## BEGIN DATA SHOWN

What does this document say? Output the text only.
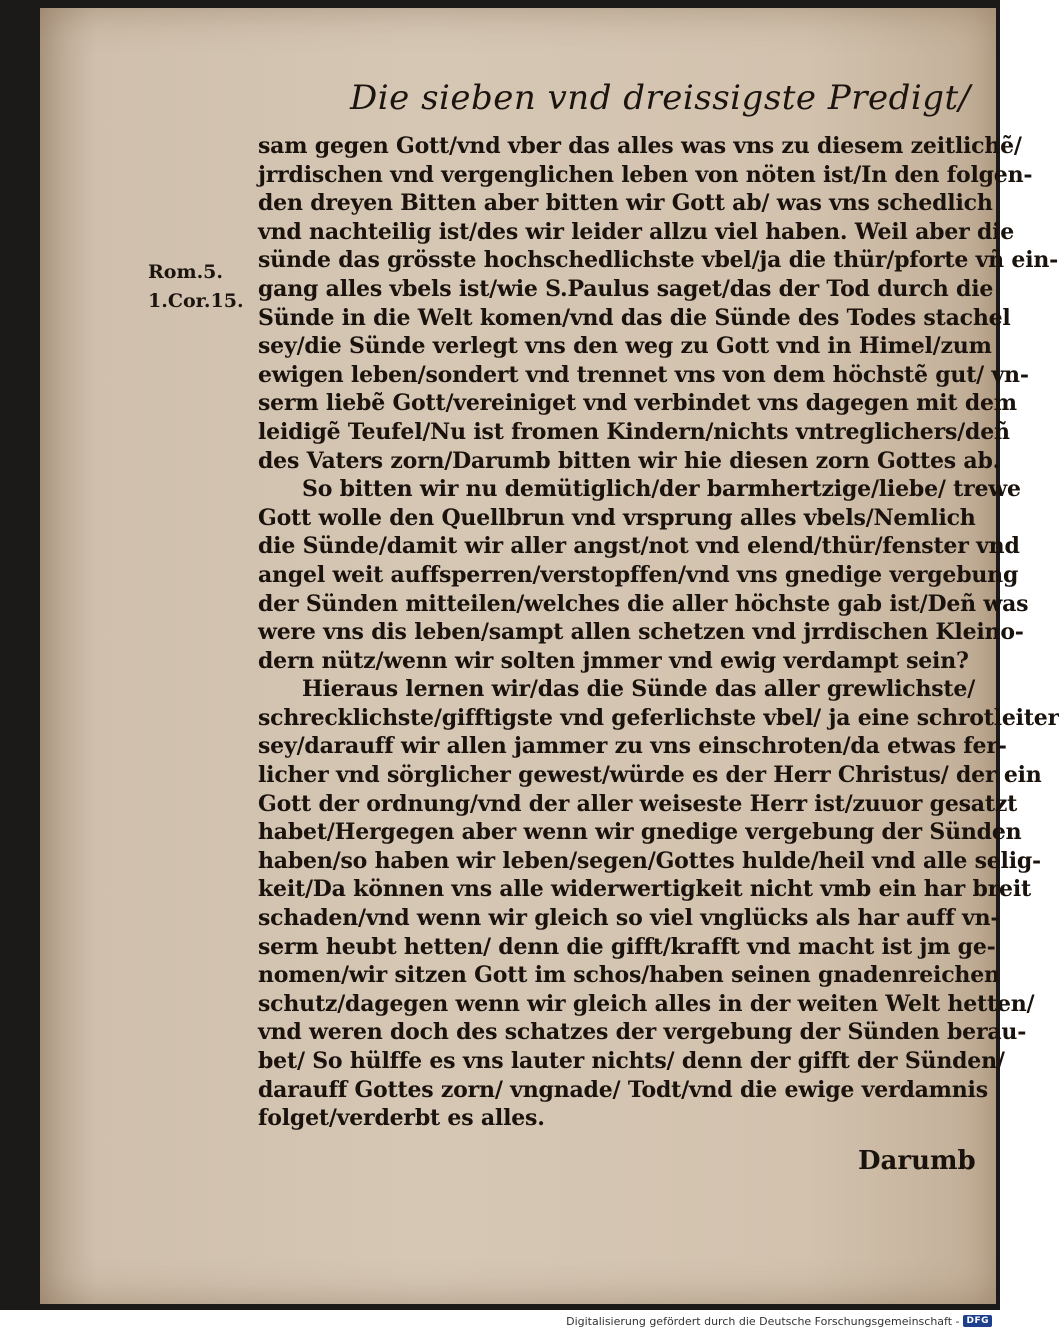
Die sieben vnd dreissigste Predigt/
Rom.5.
1.Cor.15.
sam gegen Gott/vnd vber das alles was vns zu diesem zeitlichẽ/
jrrdischen vnd vergenglichen leben von nöten ist/In den folgen-
den dreyen Bitten aber bitten wir Gott ab/ was vns schedlich
vnd nachteilig ist/des wir leider allzu viel haben. Weil aber die
sünde das grösste hochschedlichste vbel/ja die thür/pforte vñ ein-
gang alles vbels ist/wie S.Paulus saget/das der Tod durch die
Sünde in die Welt komen/vnd das die Sünde des Todes stachel
sey/die Sünde verlegt vns den weg zu Gott vnd in Himel/zum
ewigen leben/sondert vnd trennet vns von dem höchstẽ gut/ vn-
serm liebẽ Gott/vereiniget vnd verbindet vns dagegen mit dem
leidigẽ Teufel/Nu ist fromen Kindern/nichts vntreglichers/deñ
des Vaters zorn/Darumb bitten wir hie diesen zorn Gottes ab.
So bitten wir nu demütiglich/der barmhertzige/liebe/ trewe
Gott wolle den Quellbrun vnd vrsprung alles vbels/Nemlich
die Sünde/damit wir aller angst/not vnd elend/thür/fenster vnd
angel weit auffsperren/verstopffen/vnd vns gnedige vergebung
der Sünden mitteilen/welches die aller höchste gab ist/Deñ was
were vns dis leben/sampt allen schetzen vnd jrrdischen Kleino-
dern nütz/wenn wir solten jmmer vnd ewig verdampt sein?
Hieraus lernen wir/das die Sünde das aller grewlichste/
schrecklichste/gifftigste vnd geferlichste vbel/ ja eine schrotleiter
sey/darauff wir allen jammer zu vns einschroten/da etwas fer-
licher vnd sörglicher gewest/würde es der Herr Christus/ der ein
Gott der ordnung/vnd der aller weiseste Herr ist/zuuor gesatzt
habet/Hergegen aber wenn wir gnedige vergebung der Sünden
haben/so haben wir leben/segen/Gottes hulde/heil vnd alle selig-
keit/Da können vns alle widerwertigkeit nicht vmb ein har breit
schaden/vnd wenn wir gleich so viel vnglücks als har auff vn-
serm heubt hetten/ denn die gifft/krafft vnd macht ist jm ge-
nomen/wir sitzen Gott im schos/haben seinen gnadenreichen
schutz/dagegen wenn wir gleich alles in der weiten Welt hetten/
vnd weren doch des schatzes der vergebung der Sünden berau-
bet/ So hülffe es vns lauter nichts/ denn der gifft der Sünden/
darauff Gottes zorn/ vngnade/ Todt/vnd die ewige verdamnis
folget/verderbt es alles.
Darumb
Digitalisierung gefördert durch die Deutsche Forschungsgemeinschaft - DFG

## END DATA SHOWN

SET EXERCISE: Take the records above and transcribe them exactly, dropping every picture.

ANSWER TO THIS TASK:
What does this document say? Output the text only.
Die sieben vnd dreissigste Predigt/
Rom.5.
1.Cor.15.
sam gegen Gott/vnd vber das alles was vns zu diesem zeitlichẽ/
jrrdischen vnd vergenglichen leben von nöten ist/In den folgen-
den dreyen Bitten aber bitten wir Gott ab/ was vns schedlich
vnd nachteilig ist/des wir leider allzu viel haben. Weil aber die
sünde das grösste hochschedlichste vbel/ja die thür/pforte vñ ein-
gang alles vbels ist/wie S.Paulus saget/das der Tod durch die
Sünde in die Welt komen/vnd das die Sünde des Todes stachel
sey/die Sünde verlegt vns den weg zu Gott vnd in Himel/zum
ewigen leben/sondert vnd trennet vns von dem höchstẽ gut/ vn-
serm liebẽ Gott/vereiniget vnd verbindet vns dagegen mit dem
leidigẽ Teufel/Nu ist fromen Kindern/nichts vntreglichers/deñ
des Vaters zorn/Darumb bitten wir hie diesen zorn Gottes ab.
So bitten wir nu demütiglich/der barmhertzige/liebe/ trewe
Gott wolle den Quellbrun vnd vrsprung alles vbels/Nemlich
die Sünde/damit wir aller angst/not vnd elend/thür/fenster vnd
angel weit auffsperren/verstopffen/vnd vns gnedige vergebung
der Sünden mitteilen/welches die aller höchste gab ist/Deñ was
were vns dis leben/sampt allen schetzen vnd jrrdischen Kleino-
dern nütz/wenn wir solten jmmer vnd ewig verdampt sein?
Hieraus lernen wir/das die Sünde das aller grewlichste/
schrecklichste/gifftigste vnd geferlichste vbel/ ja eine schrotleiter
sey/darauff wir allen jammer zu vns einschroten/da etwas fer-
licher vnd sörglicher gewest/würde es der Herr Christus/ der ein
Gott der ordnung/vnd der aller weiseste Herr ist/zuuor gesatzt
habet/Hergegen aber wenn wir gnedige vergebung der Sünden
haben/so haben wir leben/segen/Gottes hulde/heil vnd alle selig-
keit/Da können vns alle widerwertigkeit nicht vmb ein har breit
schaden/vnd wenn wir gleich so viel vnglücks als har auff vn-
serm heubt hetten/ denn die gifft/krafft vnd macht ist jm ge-
nomen/wir sitzen Gott im schos/haben seinen gnadenreichen
schutz/dagegen wenn wir gleich alles in der weiten Welt hetten/
vnd weren doch des schatzes der vergebung der Sünden berau-
bet/ So hülffe es vns lauter nichts/ denn der gifft der Sünden/
darauff Gottes zorn/ vngnade/ Todt/vnd die ewige verdamnis
folget/verderbt es alles.
Darumb
Digitalisierung gefördert durch die Deutsche Forschungsgemeinschaft - DFG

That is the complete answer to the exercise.